* [Task to carry out]:
Extract each line of the material that follows exactly and omit its pictures.

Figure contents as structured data
══════
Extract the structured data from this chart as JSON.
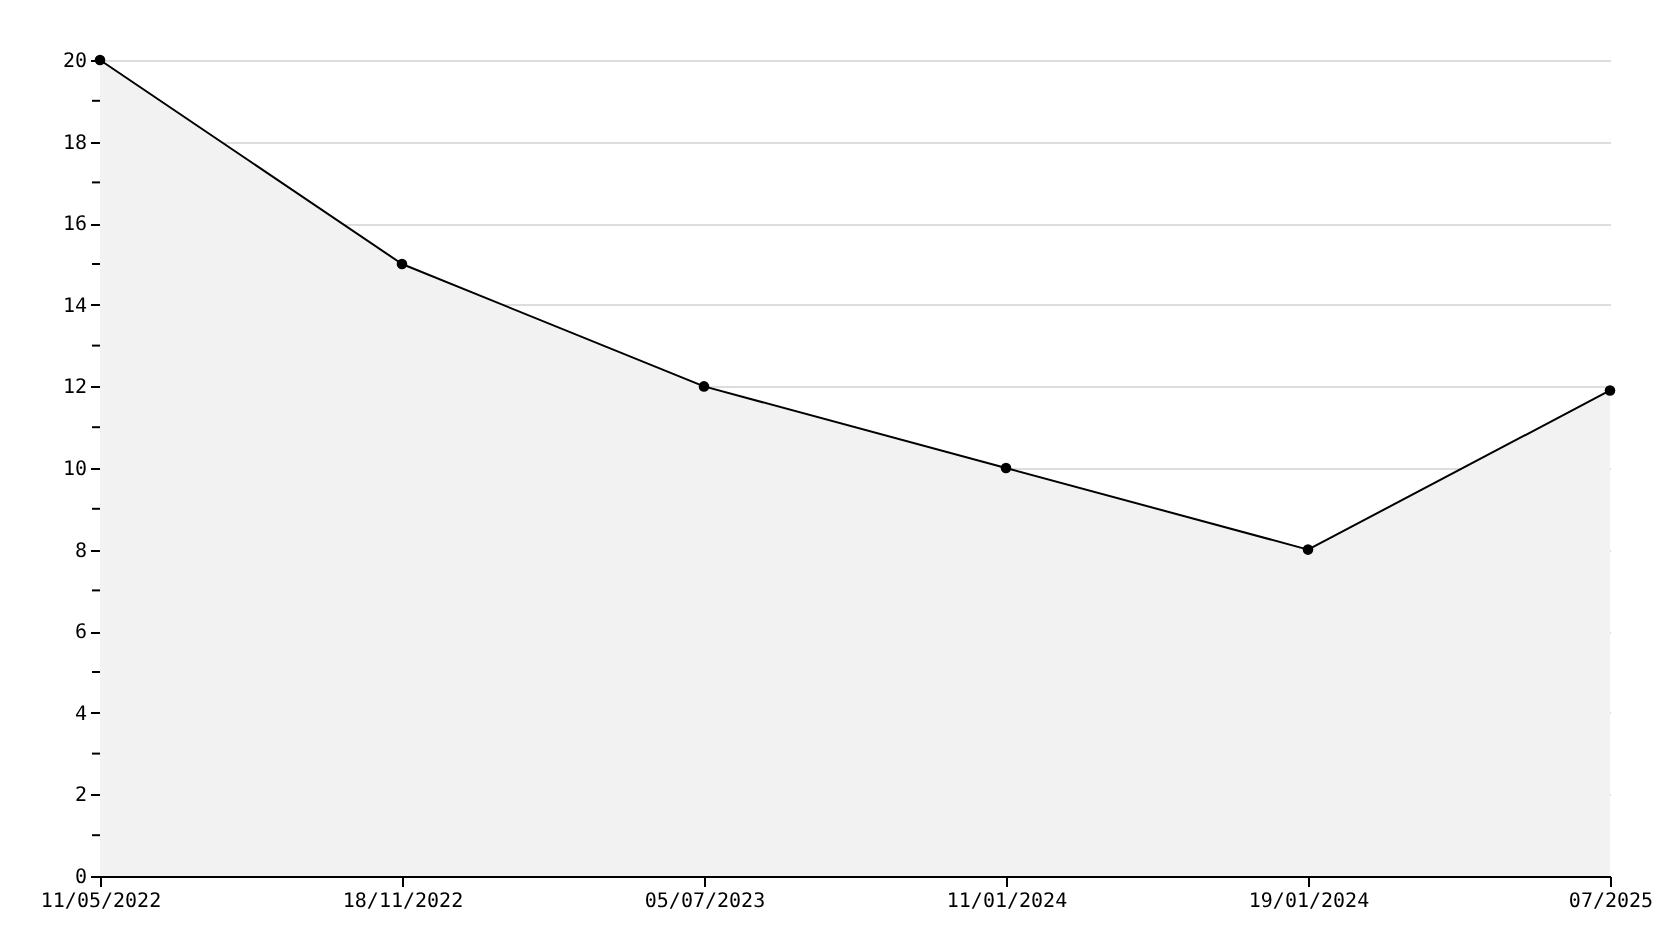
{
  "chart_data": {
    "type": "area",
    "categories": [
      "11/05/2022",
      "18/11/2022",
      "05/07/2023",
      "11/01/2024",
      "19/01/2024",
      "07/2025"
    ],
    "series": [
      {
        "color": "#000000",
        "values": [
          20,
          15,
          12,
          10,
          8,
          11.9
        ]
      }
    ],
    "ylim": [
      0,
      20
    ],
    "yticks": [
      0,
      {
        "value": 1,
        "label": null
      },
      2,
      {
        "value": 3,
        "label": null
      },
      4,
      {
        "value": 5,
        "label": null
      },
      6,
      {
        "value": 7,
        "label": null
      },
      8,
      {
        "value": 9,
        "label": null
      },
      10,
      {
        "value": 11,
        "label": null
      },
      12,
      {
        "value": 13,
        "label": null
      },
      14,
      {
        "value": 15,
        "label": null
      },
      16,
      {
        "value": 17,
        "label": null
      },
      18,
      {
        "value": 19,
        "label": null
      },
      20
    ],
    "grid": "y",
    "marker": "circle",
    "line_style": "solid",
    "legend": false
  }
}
══════
* [Reply]:
Extract the structured data from this chart as JSON.
{
  "chart_data": {
    "type": "area",
    "categories": [
      "11/05/2022",
      "18/11/2022",
      "05/07/2023",
      "11/01/2024",
      "19/01/2024",
      "07/2025"
    ],
    "series": [
      {
        "color": "#000000",
        "values": [
          20,
          15,
          12,
          10,
          8,
          11.9
        ]
      }
    ],
    "ylim": [
      0,
      20
    ],
    "yticks": [
      0,
      {
        "value": 1,
        "label": null
      },
      2,
      {
        "value": 3,
        "label": null
      },
      4,
      {
        "value": 5,
        "label": null
      },
      6,
      {
        "value": 7,
        "label": null
      },
      8,
      {
        "value": 9,
        "label": null
      },
      10,
      {
        "value": 11,
        "label": null
      },
      12,
      {
        "value": 13,
        "label": null
      },
      14,
      {
        "value": 15,
        "label": null
      },
      16,
      {
        "value": 17,
        "label": null
      },
      18,
      {
        "value": 19,
        "label": null
      },
      20
    ],
    "grid": "y",
    "marker": "circle",
    "line_style": "solid",
    "legend": false
  }
}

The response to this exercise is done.